## Description of the task
Nothing should be left out: output all of the entries exactly.

## Dataset records

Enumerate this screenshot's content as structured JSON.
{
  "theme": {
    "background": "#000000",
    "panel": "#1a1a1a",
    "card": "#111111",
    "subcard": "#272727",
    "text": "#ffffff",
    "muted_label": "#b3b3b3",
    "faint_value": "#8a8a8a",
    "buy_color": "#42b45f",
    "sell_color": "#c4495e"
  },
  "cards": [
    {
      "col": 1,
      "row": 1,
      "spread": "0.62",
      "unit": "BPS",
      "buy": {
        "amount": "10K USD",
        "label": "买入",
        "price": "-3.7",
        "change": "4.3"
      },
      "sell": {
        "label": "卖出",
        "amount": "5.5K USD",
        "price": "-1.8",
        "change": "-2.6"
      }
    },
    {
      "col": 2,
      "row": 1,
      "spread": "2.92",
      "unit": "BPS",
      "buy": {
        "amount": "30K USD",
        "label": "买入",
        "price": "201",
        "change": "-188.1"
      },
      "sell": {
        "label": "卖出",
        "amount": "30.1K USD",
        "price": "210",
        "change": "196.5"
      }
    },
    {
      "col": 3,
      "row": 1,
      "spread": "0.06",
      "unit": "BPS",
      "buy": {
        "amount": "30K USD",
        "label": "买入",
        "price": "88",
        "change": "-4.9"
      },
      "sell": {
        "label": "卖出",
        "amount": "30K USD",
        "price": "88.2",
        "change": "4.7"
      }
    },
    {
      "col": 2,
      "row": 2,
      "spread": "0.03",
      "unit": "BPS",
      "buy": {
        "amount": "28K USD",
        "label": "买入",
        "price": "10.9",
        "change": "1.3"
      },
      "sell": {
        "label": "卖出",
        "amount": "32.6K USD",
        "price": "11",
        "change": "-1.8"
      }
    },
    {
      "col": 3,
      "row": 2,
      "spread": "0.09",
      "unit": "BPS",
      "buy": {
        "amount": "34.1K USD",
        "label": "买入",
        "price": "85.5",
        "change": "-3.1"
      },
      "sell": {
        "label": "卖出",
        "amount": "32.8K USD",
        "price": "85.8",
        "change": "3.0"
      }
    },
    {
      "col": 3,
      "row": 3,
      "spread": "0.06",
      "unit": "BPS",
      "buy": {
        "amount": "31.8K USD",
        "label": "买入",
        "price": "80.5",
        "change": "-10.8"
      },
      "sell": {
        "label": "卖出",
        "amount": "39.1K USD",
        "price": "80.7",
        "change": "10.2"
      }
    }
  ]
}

## Written solution
Enumerate this screenshot's content as structured JSON.
{
  "theme": {
    "background": "#000000",
    "panel": "#1a1a1a",
    "card": "#111111",
    "subcard": "#272727",
    "text": "#ffffff",
    "muted_label": "#b3b3b3",
    "faint_value": "#8a8a8a",
    "buy_color": "#42b45f",
    "sell_color": "#c4495e"
  },
  "cards": [
    {
      "col": 1,
      "row": 1,
      "spread": "0.62",
      "unit": "BPS",
      "buy": {
        "amount": "10K USD",
        "label": "买入",
        "price": "-3.7",
        "change": "4.3"
      },
      "sell": {
        "label": "卖出",
        "amount": "5.5K USD",
        "price": "-1.8",
        "change": "-2.6"
      }
    },
    {
      "col": 2,
      "row": 1,
      "spread": "2.92",
      "unit": "BPS",
      "buy": {
        "amount": "30K USD",
        "label": "买入",
        "price": "201",
        "change": "-188.1"
      },
      "sell": {
        "label": "卖出",
        "amount": "30.1K USD",
        "price": "210",
        "change": "196.5"
      }
    },
    {
      "col": 3,
      "row": 1,
      "spread": "0.06",
      "unit": "BPS",
      "buy": {
        "amount": "30K USD",
        "label": "买入",
        "price": "88",
        "change": "-4.9"
      },
      "sell": {
        "label": "卖出",
        "amount": "30K USD",
        "price": "88.2",
        "change": "4.7"
      }
    },
    {
      "col": 2,
      "row": 2,
      "spread": "0.03",
      "unit": "BPS",
      "buy": {
        "amount": "28K USD",
        "label": "买入",
        "price": "10.9",
        "change": "1.3"
      },
      "sell": {
        "label": "卖出",
        "amount": "32.6K USD",
        "price": "11",
        "change": "-1.8"
      }
    },
    {
      "col": 3,
      "row": 2,
      "spread": "0.09",
      "unit": "BPS",
      "buy": {
        "amount": "34.1K USD",
        "label": "买入",
        "price": "85.5",
        "change": "-3.1"
      },
      "sell": {
        "label": "卖出",
        "amount": "32.8K USD",
        "price": "85.8",
        "change": "3.0"
      }
    },
    {
      "col": 3,
      "row": 3,
      "spread": "0.06",
      "unit": "BPS",
      "buy": {
        "amount": "31.8K USD",
        "label": "买入",
        "price": "80.5",
        "change": "-10.8"
      },
      "sell": {
        "label": "卖出",
        "amount": "39.1K USD",
        "price": "80.7",
        "change": "10.2"
      }
    }
  ]
}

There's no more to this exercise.